- Description of the task
Only the lines that include "bounding" should be copied from the data below.

Page segmentation data
....

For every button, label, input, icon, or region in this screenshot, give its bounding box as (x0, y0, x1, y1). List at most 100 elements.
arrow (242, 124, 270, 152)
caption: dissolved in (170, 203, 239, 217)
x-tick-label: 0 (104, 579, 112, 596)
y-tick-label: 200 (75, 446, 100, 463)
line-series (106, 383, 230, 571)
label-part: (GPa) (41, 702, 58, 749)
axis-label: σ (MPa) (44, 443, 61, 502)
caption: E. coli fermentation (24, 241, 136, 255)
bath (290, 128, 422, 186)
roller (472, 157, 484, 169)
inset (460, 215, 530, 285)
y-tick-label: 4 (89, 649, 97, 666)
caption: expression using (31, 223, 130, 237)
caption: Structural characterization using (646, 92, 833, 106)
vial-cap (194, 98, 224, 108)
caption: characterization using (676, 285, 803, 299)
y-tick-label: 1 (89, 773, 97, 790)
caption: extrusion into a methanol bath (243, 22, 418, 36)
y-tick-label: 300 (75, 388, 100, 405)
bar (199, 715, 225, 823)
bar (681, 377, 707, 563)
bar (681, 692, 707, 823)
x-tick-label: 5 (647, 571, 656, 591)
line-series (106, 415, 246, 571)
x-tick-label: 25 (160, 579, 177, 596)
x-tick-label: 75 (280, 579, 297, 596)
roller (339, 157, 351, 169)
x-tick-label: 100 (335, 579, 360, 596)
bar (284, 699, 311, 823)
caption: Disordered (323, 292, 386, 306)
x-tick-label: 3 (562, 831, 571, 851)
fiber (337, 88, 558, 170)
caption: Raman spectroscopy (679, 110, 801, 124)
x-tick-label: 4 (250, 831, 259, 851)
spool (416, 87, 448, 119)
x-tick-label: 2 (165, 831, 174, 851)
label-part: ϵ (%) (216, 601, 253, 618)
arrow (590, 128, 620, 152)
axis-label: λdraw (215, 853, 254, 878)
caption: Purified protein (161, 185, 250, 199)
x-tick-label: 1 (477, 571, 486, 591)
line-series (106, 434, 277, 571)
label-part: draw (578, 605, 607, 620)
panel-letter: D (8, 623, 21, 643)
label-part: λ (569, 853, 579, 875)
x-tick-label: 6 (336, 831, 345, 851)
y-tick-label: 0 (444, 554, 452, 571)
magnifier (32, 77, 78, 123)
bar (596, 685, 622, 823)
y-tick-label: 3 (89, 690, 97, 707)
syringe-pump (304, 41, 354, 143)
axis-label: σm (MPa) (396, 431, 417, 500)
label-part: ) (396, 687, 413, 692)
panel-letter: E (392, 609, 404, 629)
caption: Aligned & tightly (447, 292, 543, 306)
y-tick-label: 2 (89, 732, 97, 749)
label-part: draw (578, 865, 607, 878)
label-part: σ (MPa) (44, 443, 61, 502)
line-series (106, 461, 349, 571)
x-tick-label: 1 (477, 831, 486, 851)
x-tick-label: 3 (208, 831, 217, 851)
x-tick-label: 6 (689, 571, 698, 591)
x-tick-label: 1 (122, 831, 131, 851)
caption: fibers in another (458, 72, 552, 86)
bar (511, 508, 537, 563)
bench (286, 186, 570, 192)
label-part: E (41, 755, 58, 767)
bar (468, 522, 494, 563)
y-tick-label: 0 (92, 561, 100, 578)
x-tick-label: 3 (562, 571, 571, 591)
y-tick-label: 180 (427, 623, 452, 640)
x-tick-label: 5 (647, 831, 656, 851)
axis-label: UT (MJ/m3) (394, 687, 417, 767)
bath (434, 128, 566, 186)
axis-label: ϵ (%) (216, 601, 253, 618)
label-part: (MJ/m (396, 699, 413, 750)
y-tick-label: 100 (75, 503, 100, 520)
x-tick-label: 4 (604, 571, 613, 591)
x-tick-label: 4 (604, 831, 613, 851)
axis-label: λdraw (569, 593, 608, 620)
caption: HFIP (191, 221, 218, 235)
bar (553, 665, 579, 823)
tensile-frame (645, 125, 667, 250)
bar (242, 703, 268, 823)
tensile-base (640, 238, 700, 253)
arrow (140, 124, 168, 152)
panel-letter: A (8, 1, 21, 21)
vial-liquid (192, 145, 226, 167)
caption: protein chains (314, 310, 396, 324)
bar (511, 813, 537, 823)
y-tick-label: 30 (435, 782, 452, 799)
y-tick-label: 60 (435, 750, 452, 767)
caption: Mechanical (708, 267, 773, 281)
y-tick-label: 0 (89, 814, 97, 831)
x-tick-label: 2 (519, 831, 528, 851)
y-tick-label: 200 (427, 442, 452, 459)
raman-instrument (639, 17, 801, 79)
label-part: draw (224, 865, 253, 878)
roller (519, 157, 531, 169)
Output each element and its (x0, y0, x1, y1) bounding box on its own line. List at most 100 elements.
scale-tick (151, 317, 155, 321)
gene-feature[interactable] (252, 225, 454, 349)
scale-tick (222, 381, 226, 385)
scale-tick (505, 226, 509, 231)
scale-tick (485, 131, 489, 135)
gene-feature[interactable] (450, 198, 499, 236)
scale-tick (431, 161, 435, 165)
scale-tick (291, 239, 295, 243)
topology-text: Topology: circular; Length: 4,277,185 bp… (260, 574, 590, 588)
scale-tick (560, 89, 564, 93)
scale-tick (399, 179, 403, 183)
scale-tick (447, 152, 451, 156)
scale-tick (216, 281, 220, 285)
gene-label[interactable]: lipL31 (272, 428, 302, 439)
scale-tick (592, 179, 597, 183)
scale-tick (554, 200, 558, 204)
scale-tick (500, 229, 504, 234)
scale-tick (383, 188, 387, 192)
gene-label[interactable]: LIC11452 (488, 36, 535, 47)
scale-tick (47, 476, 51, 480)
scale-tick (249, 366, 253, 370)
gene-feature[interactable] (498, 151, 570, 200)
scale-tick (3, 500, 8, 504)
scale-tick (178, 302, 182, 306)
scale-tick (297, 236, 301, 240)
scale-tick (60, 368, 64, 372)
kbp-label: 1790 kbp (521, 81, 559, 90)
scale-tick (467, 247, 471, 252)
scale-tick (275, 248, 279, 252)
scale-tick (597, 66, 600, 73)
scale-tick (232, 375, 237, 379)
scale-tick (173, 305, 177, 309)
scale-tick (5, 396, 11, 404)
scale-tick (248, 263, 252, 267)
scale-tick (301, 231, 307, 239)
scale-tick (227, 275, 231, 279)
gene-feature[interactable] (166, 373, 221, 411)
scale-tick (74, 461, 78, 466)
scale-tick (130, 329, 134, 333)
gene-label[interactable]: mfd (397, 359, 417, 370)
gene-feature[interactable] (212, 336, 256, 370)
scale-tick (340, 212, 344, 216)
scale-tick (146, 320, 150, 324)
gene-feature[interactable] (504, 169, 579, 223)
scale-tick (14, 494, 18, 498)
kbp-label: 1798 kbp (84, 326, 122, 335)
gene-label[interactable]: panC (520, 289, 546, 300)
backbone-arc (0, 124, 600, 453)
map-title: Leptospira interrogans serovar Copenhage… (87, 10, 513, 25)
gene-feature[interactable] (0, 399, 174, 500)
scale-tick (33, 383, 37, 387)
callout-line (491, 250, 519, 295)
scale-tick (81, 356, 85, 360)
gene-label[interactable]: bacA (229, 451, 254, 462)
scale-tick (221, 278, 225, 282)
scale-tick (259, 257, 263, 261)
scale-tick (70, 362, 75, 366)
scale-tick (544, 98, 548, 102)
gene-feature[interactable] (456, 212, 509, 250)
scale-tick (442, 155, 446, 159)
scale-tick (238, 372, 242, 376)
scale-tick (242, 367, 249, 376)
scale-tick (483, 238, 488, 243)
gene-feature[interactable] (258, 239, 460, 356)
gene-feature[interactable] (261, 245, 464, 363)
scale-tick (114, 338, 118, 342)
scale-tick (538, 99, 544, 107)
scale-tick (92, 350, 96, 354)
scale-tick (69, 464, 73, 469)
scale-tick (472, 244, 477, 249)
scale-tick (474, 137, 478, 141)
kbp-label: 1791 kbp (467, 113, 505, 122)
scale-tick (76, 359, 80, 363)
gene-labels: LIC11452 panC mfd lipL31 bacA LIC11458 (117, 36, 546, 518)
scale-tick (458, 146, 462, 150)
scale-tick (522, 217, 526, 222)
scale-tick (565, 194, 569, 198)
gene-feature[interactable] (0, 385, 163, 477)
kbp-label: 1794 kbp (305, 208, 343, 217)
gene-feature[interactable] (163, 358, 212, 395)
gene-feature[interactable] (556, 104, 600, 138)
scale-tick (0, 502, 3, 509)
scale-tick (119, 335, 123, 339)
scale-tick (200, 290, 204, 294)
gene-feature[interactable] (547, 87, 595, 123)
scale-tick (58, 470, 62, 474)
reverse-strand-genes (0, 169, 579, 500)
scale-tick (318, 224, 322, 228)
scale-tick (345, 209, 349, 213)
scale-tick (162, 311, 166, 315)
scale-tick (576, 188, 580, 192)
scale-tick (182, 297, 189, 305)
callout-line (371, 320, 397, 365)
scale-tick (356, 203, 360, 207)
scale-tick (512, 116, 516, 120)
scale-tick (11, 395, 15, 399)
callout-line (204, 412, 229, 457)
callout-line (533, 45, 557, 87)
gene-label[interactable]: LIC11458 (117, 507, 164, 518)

....

- Response
For every button, label, input, icon, or region in this screenshot, give its bounding box as (x0, y0, x1, y1). List at most 100 elements.
Output each element and its (x0, y0, x1, y1) bounding box on its own line. List at most 100 elements.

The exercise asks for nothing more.